WHAT THE TASK REQUIRES:
Identify the lines that contain the string "Soil", then copy each of them.

[Dataset records]
#####
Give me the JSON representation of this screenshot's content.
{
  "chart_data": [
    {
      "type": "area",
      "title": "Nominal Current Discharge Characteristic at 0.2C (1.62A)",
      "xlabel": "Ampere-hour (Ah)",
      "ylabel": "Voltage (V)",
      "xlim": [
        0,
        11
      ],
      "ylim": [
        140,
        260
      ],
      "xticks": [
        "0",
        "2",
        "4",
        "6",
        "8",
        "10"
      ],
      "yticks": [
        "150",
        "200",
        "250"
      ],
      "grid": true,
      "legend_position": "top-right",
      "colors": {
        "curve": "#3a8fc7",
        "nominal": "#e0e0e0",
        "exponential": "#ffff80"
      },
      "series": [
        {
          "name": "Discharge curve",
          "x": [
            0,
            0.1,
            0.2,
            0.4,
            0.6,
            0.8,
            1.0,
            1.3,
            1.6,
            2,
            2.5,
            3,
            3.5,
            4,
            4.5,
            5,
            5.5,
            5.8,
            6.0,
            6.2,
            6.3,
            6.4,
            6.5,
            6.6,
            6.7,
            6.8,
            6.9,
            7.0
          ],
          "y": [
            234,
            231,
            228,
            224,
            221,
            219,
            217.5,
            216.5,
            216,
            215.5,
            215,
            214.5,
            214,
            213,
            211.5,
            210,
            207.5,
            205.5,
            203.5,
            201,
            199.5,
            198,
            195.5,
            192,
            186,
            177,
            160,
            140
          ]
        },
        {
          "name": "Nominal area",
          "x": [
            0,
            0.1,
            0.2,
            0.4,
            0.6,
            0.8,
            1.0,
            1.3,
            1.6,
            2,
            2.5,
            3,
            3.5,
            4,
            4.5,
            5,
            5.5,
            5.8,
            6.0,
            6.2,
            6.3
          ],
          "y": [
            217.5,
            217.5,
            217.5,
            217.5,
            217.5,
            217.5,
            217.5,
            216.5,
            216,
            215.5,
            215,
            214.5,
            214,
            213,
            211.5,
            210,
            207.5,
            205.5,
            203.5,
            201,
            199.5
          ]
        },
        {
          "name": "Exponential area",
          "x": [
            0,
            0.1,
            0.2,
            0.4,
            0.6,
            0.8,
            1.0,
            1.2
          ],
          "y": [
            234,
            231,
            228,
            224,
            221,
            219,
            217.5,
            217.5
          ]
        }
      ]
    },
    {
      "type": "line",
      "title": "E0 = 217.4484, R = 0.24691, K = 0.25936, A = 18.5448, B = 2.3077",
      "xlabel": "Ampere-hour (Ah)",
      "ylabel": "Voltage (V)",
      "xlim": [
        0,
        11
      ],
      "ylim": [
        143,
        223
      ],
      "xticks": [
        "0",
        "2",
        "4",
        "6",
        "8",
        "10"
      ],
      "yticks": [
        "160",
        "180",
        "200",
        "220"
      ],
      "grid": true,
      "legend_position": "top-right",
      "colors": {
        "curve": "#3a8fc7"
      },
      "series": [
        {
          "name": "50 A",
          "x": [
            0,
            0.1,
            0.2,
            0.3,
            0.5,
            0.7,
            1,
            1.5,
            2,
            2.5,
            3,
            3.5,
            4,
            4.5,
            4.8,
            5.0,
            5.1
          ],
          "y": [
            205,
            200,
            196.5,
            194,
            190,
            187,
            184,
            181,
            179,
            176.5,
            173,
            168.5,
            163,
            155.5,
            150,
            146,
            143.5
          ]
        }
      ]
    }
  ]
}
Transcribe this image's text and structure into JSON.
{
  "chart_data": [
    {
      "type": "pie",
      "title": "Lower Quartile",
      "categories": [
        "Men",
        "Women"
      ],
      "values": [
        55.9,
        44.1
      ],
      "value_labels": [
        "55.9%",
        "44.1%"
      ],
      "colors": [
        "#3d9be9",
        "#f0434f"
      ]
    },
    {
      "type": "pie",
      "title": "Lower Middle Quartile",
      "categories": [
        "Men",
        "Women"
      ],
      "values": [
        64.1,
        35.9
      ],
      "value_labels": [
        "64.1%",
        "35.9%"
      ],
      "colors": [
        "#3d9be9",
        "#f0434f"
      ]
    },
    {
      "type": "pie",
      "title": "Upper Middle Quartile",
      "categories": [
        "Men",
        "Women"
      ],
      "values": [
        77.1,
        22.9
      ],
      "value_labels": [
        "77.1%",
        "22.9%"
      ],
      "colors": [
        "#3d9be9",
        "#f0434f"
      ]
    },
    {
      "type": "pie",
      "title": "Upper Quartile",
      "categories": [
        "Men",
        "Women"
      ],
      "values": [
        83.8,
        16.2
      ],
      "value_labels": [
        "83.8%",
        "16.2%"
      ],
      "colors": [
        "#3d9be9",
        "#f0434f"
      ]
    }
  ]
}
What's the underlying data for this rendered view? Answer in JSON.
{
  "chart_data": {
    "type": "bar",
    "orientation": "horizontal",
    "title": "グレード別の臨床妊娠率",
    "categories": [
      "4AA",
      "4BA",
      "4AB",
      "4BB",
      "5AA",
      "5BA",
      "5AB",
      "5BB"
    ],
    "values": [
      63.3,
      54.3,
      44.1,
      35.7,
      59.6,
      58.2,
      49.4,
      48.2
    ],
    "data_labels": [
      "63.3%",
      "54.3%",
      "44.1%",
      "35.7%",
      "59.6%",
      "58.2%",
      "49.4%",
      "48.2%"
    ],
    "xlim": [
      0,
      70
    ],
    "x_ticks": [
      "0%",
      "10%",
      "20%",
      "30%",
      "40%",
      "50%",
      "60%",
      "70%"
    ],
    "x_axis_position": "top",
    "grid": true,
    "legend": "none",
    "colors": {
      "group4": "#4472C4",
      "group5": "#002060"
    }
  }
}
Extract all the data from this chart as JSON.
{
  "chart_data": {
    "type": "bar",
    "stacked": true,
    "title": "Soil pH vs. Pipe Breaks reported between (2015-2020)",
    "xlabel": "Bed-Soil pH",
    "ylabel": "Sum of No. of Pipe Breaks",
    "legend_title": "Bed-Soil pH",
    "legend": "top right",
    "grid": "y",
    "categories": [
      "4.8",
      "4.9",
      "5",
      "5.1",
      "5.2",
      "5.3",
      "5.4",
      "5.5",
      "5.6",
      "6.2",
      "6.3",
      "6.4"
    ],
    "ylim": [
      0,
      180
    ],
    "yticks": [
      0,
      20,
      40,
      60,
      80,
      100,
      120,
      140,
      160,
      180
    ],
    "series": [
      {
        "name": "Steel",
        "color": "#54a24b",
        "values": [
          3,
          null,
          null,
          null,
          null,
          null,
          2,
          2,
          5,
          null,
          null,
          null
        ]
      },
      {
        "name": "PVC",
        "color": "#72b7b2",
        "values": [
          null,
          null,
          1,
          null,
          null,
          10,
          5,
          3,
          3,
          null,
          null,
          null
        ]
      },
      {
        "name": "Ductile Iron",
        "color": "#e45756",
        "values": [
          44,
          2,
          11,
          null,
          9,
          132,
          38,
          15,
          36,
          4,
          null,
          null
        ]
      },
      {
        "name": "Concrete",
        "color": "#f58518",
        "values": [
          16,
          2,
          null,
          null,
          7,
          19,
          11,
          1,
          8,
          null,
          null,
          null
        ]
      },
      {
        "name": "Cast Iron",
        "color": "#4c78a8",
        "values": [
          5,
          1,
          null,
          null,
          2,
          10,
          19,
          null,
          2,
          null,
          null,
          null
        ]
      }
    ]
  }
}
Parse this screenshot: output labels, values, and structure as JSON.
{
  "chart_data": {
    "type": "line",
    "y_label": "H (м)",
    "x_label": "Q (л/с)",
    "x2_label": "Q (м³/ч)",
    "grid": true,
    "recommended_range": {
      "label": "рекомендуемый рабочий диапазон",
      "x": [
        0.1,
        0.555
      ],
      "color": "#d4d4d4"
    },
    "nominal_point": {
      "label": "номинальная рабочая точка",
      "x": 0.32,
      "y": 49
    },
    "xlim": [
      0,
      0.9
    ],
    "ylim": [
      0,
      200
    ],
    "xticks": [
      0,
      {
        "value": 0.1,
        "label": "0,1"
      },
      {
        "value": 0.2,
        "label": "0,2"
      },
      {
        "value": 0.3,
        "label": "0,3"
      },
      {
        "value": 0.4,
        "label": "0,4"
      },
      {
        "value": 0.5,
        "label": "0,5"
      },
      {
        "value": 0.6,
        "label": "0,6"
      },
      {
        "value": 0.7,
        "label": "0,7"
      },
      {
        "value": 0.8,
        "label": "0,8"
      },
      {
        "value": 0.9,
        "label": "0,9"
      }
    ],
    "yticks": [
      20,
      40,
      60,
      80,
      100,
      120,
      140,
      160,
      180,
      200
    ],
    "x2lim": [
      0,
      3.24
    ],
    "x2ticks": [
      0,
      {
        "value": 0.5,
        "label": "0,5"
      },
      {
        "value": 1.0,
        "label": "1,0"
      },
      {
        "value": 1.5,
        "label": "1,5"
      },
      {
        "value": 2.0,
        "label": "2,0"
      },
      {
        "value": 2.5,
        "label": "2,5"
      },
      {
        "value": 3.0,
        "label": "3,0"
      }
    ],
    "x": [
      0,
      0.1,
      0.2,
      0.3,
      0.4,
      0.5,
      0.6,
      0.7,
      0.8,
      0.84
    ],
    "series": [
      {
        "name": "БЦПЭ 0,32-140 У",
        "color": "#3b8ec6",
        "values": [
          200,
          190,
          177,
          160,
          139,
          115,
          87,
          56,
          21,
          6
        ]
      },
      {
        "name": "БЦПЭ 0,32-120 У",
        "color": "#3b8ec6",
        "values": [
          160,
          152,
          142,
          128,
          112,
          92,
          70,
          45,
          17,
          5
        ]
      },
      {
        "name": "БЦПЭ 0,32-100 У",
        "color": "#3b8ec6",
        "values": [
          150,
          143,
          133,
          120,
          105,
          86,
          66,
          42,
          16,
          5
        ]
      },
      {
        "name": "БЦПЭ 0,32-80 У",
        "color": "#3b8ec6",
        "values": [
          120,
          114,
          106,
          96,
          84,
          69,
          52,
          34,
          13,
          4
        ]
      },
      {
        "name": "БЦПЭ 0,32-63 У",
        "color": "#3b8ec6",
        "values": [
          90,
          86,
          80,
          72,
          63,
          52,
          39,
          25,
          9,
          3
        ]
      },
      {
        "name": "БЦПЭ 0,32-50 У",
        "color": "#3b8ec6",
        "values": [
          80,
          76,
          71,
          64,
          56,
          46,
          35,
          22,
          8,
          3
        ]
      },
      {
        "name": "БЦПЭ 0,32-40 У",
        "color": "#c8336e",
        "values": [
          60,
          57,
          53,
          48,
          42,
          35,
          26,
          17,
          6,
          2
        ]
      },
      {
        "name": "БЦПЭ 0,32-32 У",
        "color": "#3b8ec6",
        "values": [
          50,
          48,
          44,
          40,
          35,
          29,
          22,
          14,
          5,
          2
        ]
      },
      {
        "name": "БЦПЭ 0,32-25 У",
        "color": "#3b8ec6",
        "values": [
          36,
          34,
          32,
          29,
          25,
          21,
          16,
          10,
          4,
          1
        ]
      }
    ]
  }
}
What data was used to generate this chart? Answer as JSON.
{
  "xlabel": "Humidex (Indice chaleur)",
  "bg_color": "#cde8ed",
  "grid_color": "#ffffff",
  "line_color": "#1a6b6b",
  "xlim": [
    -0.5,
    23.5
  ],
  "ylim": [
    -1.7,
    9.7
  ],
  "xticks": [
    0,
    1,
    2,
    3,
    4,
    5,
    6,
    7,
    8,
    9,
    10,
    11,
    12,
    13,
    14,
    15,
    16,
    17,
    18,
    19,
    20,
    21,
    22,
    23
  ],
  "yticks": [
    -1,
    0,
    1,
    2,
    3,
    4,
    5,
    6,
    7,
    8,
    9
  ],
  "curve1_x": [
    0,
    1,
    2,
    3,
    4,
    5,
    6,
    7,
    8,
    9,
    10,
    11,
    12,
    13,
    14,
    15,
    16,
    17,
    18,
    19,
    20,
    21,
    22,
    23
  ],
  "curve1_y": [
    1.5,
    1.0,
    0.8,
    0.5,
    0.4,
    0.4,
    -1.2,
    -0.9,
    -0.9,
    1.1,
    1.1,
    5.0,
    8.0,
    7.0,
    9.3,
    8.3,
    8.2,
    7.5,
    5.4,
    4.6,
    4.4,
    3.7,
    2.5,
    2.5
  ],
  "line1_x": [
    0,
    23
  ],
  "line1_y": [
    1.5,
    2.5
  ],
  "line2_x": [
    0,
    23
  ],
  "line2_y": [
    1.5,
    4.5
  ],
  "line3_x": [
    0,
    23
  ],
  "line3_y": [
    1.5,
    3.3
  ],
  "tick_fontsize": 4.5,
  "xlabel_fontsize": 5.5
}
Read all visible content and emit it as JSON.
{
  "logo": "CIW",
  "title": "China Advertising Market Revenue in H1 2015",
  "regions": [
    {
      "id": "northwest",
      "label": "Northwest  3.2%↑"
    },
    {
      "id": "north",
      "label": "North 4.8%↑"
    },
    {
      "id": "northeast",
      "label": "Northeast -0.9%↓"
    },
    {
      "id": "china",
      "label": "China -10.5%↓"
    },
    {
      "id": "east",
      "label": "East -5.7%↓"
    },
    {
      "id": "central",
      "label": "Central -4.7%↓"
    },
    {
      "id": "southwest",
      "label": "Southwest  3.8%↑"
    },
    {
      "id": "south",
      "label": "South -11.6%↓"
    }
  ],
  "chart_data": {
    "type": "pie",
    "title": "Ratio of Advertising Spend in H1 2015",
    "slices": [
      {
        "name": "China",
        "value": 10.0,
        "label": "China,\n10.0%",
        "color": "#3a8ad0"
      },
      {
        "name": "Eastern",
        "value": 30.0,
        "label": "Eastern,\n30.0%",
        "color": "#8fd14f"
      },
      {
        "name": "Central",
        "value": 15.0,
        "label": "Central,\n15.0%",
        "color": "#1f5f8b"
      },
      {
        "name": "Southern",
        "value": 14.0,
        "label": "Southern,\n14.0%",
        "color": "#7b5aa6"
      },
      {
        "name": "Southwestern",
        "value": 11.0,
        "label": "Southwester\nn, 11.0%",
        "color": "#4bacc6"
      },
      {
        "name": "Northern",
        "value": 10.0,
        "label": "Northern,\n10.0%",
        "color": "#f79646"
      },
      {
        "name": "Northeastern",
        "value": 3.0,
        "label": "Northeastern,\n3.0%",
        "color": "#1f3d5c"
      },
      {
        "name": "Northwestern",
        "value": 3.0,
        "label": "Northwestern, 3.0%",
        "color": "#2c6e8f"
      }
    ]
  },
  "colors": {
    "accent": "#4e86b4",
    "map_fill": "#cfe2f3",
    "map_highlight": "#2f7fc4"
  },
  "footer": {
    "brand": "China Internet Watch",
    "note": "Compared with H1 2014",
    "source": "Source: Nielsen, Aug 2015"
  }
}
#####
WRITTEN RESPONSE:
    "title": "Soil pH vs. Pipe Breaks reported between (2015-2020)",
    "xlabel": "Bed-Soil pH",
    "legend_title": "Bed-Soil pH",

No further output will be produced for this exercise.